◆ TO DO
Extract each line bearing the word "JSON".

(Figure collection entries)
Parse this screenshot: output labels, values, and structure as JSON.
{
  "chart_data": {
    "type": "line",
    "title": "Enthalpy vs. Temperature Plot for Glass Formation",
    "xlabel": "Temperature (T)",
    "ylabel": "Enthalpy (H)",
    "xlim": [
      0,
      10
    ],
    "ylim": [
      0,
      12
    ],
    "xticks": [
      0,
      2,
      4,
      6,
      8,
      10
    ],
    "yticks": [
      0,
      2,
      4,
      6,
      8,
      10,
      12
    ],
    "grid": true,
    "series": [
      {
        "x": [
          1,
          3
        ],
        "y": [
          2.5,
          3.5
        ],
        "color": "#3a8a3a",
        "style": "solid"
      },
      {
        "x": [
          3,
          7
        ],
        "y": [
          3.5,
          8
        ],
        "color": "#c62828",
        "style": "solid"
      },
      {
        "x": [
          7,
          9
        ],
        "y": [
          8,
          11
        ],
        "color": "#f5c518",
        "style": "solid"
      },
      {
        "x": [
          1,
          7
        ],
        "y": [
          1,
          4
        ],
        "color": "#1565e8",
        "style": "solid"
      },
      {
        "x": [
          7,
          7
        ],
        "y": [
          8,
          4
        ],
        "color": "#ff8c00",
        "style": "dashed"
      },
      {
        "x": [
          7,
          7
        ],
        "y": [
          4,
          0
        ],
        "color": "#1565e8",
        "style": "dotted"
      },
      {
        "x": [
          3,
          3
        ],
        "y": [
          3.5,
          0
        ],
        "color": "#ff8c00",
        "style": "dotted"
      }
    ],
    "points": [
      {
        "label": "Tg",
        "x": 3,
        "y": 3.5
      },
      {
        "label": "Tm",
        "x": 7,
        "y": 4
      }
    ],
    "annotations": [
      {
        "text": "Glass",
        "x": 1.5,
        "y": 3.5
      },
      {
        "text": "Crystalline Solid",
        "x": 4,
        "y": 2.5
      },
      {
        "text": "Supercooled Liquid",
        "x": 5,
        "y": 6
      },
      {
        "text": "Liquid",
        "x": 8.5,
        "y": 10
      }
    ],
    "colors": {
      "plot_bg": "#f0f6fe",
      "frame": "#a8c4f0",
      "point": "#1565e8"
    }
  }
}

==

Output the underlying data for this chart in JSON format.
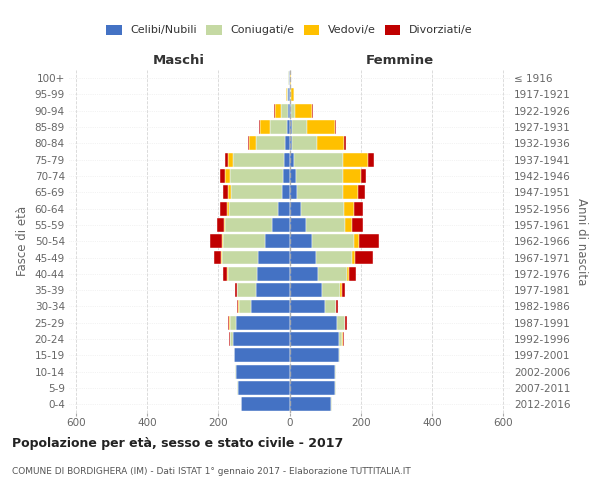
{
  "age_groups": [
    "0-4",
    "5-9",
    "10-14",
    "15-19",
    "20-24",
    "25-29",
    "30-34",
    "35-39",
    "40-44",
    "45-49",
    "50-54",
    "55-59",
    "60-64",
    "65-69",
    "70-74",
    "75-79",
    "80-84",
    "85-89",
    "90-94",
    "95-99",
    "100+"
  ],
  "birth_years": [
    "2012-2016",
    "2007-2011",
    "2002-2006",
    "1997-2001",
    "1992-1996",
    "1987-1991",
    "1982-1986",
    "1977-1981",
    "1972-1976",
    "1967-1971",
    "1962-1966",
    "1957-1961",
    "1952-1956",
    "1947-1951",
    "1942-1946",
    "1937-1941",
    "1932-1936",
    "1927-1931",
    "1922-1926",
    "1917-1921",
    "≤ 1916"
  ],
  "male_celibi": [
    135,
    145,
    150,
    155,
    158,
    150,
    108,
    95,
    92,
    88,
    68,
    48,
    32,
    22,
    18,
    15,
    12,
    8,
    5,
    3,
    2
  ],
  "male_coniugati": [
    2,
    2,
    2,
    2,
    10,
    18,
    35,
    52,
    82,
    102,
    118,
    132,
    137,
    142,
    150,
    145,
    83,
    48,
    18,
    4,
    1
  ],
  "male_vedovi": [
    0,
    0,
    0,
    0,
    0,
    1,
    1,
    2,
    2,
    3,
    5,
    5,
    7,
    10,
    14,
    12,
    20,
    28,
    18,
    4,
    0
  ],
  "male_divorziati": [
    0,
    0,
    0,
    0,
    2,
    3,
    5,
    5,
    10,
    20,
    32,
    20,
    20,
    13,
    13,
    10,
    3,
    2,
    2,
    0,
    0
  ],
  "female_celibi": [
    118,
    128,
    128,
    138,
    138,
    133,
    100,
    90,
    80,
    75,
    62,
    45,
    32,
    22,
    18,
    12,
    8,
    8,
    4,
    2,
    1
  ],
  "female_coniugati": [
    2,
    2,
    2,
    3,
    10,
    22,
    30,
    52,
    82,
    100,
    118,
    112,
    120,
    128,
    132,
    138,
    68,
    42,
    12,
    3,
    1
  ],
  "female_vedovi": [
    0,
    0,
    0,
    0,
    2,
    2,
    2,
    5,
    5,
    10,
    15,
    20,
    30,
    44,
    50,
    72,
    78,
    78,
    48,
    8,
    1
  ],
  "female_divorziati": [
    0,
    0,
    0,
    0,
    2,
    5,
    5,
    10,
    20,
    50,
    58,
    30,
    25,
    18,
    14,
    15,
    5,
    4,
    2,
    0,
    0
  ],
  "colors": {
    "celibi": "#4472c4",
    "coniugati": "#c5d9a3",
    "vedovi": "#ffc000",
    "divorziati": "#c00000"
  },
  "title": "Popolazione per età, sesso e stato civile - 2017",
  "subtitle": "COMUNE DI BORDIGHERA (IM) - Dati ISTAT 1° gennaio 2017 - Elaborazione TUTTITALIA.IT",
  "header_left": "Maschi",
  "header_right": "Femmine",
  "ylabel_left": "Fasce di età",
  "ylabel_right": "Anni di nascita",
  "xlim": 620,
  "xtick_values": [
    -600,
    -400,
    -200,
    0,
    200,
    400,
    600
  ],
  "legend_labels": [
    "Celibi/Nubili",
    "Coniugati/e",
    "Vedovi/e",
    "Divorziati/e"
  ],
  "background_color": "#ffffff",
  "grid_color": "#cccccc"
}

◆ THE OUTPUT
Parse this screenshot: output labels, values, and structure as JSON.
Output the underlying data for this chart in JSON format.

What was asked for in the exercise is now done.